»»
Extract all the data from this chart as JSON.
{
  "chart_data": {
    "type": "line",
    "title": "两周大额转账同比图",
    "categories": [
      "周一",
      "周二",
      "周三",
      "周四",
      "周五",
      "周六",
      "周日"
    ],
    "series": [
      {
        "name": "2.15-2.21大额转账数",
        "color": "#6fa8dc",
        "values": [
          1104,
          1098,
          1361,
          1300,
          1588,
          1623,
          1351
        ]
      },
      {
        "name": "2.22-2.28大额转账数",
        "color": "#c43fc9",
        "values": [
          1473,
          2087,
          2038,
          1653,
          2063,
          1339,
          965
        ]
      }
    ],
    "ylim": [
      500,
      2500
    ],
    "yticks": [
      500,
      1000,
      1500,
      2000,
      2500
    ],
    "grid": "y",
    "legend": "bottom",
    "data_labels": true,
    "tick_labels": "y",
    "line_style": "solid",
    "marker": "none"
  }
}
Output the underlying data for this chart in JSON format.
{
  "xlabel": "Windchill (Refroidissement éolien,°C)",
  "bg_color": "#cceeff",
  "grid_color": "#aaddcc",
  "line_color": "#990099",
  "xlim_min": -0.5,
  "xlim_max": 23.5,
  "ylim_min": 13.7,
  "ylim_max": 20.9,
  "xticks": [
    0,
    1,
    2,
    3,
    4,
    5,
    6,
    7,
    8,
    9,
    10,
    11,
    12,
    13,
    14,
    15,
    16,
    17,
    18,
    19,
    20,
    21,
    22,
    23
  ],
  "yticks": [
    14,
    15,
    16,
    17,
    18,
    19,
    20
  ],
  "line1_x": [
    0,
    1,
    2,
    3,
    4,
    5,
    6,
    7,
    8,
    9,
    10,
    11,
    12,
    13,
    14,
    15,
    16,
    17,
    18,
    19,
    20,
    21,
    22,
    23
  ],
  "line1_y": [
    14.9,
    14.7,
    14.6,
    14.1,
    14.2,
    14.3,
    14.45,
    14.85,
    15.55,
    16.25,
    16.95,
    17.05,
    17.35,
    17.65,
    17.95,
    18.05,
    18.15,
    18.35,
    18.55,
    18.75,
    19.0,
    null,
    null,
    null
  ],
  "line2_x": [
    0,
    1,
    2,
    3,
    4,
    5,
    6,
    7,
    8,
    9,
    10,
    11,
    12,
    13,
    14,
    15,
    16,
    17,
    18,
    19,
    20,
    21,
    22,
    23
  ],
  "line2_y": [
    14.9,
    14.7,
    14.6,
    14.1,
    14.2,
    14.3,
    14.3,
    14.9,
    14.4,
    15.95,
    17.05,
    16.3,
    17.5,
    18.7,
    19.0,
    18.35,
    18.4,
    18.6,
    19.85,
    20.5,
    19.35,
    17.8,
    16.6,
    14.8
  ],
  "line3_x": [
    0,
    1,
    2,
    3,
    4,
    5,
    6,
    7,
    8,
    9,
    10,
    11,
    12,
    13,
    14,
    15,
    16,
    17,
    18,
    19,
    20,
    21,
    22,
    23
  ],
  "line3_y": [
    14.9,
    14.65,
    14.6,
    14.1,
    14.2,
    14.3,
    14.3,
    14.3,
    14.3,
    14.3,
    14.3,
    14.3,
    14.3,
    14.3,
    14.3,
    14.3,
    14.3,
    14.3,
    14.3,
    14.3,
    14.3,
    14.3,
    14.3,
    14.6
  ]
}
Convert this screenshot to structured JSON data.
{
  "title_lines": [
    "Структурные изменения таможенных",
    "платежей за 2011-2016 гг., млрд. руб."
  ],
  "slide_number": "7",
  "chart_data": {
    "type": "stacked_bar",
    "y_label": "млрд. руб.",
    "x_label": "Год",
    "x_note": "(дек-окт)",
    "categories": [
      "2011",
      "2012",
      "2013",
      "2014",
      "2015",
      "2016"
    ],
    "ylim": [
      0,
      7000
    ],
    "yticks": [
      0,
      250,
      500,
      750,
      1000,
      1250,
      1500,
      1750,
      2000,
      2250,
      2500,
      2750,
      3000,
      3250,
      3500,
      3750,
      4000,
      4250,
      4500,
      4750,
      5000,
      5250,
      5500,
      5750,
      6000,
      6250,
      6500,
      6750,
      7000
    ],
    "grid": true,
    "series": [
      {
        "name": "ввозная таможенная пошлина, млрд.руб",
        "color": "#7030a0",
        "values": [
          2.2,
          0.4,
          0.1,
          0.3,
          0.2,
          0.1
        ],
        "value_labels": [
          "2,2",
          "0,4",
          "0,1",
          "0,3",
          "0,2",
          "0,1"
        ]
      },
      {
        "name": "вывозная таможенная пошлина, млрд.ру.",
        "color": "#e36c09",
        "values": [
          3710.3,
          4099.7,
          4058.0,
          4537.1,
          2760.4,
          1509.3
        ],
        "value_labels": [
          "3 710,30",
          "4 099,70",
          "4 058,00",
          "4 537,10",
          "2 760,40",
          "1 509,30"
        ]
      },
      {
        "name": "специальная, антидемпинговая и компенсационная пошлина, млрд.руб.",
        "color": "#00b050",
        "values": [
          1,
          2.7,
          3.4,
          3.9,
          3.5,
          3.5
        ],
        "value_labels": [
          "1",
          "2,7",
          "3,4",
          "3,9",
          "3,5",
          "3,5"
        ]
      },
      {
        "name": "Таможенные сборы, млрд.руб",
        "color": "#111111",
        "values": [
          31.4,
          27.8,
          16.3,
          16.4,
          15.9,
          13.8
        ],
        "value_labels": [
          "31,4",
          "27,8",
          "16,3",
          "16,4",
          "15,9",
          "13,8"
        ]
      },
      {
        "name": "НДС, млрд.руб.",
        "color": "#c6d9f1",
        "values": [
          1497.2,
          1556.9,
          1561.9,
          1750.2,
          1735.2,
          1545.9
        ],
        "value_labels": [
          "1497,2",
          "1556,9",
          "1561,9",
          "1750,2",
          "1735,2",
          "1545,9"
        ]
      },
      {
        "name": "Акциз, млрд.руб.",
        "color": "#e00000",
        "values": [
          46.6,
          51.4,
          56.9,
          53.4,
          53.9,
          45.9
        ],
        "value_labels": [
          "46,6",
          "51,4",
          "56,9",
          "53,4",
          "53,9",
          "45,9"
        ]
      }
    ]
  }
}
««
• _THE EXERCISE_: Repeat the data precisely, reproducing every entry.

• _RESULT OF THE TASK_:
Extract all the data from this chart as JSON.
{
  "chart_data": {
    "type": "line",
    "title": "两周大额转账同比图",
    "categories": [
      "周一",
      "周二",
      "周三",
      "周四",
      "周五",
      "周六",
      "周日"
    ],
    "series": [
      {
        "name": "2.15-2.21大额转账数",
        "color": "#6fa8dc",
        "values": [
          1104,
          1098,
          1361,
          1300,
          1588,
          1623,
          1351
        ]
      },
      {
        "name": "2.22-2.28大额转账数",
        "color": "#c43fc9",
        "values": [
          1473,
          2087,
          2038,
          1653,
          2063,
          1339,
          965
        ]
      }
    ],
    "ylim": [
      500,
      2500
    ],
    "yticks": [
      500,
      1000,
      1500,
      2000,
      2500
    ],
    "grid": "y",
    "legend": "bottom",
    "data_labels": true,
    "tick_labels": "y",
    "line_style": "solid",
    "marker": "none"
  }
}
Output the underlying data for this chart in JSON format.
{
  "xlabel": "Windchill (Refroidissement éolien,°C)",
  "bg_color": "#cceeff",
  "grid_color": "#aaddcc",
  "line_color": "#990099",
  "xlim_min": -0.5,
  "xlim_max": 23.5,
  "ylim_min": 13.7,
  "ylim_max": 20.9,
  "xticks": [
    0,
    1,
    2,
    3,
    4,
    5,
    6,
    7,
    8,
    9,
    10,
    11,
    12,
    13,
    14,
    15,
    16,
    17,
    18,
    19,
    20,
    21,
    22,
    23
  ],
  "yticks": [
    14,
    15,
    16,
    17,
    18,
    19,
    20
  ],
  "line1_x": [
    0,
    1,
    2,
    3,
    4,
    5,
    6,
    7,
    8,
    9,
    10,
    11,
    12,
    13,
    14,
    15,
    16,
    17,
    18,
    19,
    20,
    21,
    22,
    23
  ],
  "line1_y": [
    14.9,
    14.7,
    14.6,
    14.1,
    14.2,
    14.3,
    14.45,
    14.85,
    15.55,
    16.25,
    16.95,
    17.05,
    17.35,
    17.65,
    17.95,
    18.05,
    18.15,
    18.35,
    18.55,
    18.75,
    19.0,
    null,
    null,
    null
  ],
  "line2_x": [
    0,
    1,
    2,
    3,
    4,
    5,
    6,
    7,
    8,
    9,
    10,
    11,
    12,
    13,
    14,
    15,
    16,
    17,
    18,
    19,
    20,
    21,
    22,
    23
  ],
  "line2_y": [
    14.9,
    14.7,
    14.6,
    14.1,
    14.2,
    14.3,
    14.3,
    14.9,
    14.4,
    15.95,
    17.05,
    16.3,
    17.5,
    18.7,
    19.0,
    18.35,
    18.4,
    18.6,
    19.85,
    20.5,
    19.35,
    17.8,
    16.6,
    14.8
  ],
  "line3_x": [
    0,
    1,
    2,
    3,
    4,
    5,
    6,
    7,
    8,
    9,
    10,
    11,
    12,
    13,
    14,
    15,
    16,
    17,
    18,
    19,
    20,
    21,
    22,
    23
  ],
  "line3_y": [
    14.9,
    14.65,
    14.6,
    14.1,
    14.2,
    14.3,
    14.3,
    14.3,
    14.3,
    14.3,
    14.3,
    14.3,
    14.3,
    14.3,
    14.3,
    14.3,
    14.3,
    14.3,
    14.3,
    14.3,
    14.3,
    14.3,
    14.3,
    14.6
  ]
}
Convert this screenshot to structured JSON data.
{
  "title_lines": [
    "Структурные изменения таможенных",
    "платежей за 2011-2016 гг., млрд. руб."
  ],
  "slide_number": "7",
  "chart_data": {
    "type": "stacked_bar",
    "y_label": "млрд. руб.",
    "x_label": "Год",
    "x_note": "(дек-окт)",
    "categories": [
      "2011",
      "2012",
      "2013",
      "2014",
      "2015",
      "2016"
    ],
    "ylim": [
      0,
      7000
    ],
    "yticks": [
      0,
      250,
      500,
      750,
      1000,
      1250,
      1500,
      1750,
      2000,
      2250,
      2500,
      2750,
      3000,
      3250,
      3500,
      3750,
      4000,
      4250,
      4500,
      4750,
      5000,
      5250,
      5500,
      5750,
      6000,
      6250,
      6500,
      6750,
      7000
    ],
    "grid": true,
    "series": [
      {
        "name": "ввозная таможенная пошлина, млрд.руб",
        "color": "#7030a0",
        "values": [
          2.2,
          0.4,
          0.1,
          0.3,
          0.2,
          0.1
        ],
        "value_labels": [
          "2,2",
          "0,4",
          "0,1",
          "0,3",
          "0,2",
          "0,1"
        ]
      },
      {
        "name": "вывозная таможенная пошлина, млрд.ру.",
        "color": "#e36c09",
        "values": [
          3710.3,
          4099.7,
          4058.0,
          4537.1,
          2760.4,
          1509.3
        ],
        "value_labels": [
          "3 710,30",
          "4 099,70",
          "4 058,00",
          "4 537,10",
          "2 760,40",
          "1 509,30"
        ]
      },
      {
        "name": "специальная, антидемпинговая и компенсационная пошлина, млрд.руб.",
        "color": "#00b050",
        "values": [
          1,
          2.7,
          3.4,
          3.9,
          3.5,
          3.5
        ],
        "value_labels": [
          "1",
          "2,7",
          "3,4",
          "3,9",
          "3,5",
          "3,5"
        ]
      },
      {
        "name": "Таможенные сборы, млрд.руб",
        "color": "#111111",
        "values": [
          31.4,
          27.8,
          16.3,
          16.4,
          15.9,
          13.8
        ],
        "value_labels": [
          "31,4",
          "27,8",
          "16,3",
          "16,4",
          "15,9",
          "13,8"
        ]
      },
      {
        "name": "НДС, млрд.руб.",
        "color": "#c6d9f1",
        "values": [
          1497.2,
          1556.9,
          1561.9,
          1750.2,
          1735.2,
          1545.9
        ],
        "value_labels": [
          "1497,2",
          "1556,9",
          "1561,9",
          "1750,2",
          "1735,2",
          "1545,9"
        ]
      },
      {
        "name": "Акциз, млрд.руб.",
        "color": "#e00000",
        "values": [
          46.6,
          51.4,
          56.9,
          53.4,
          53.9,
          45.9
        ],
        "value_labels": [
          "46,6",
          "51,4",
          "56,9",
          "53,4",
          "53,9",
          "45,9"
        ]
      }
    ]
  }
}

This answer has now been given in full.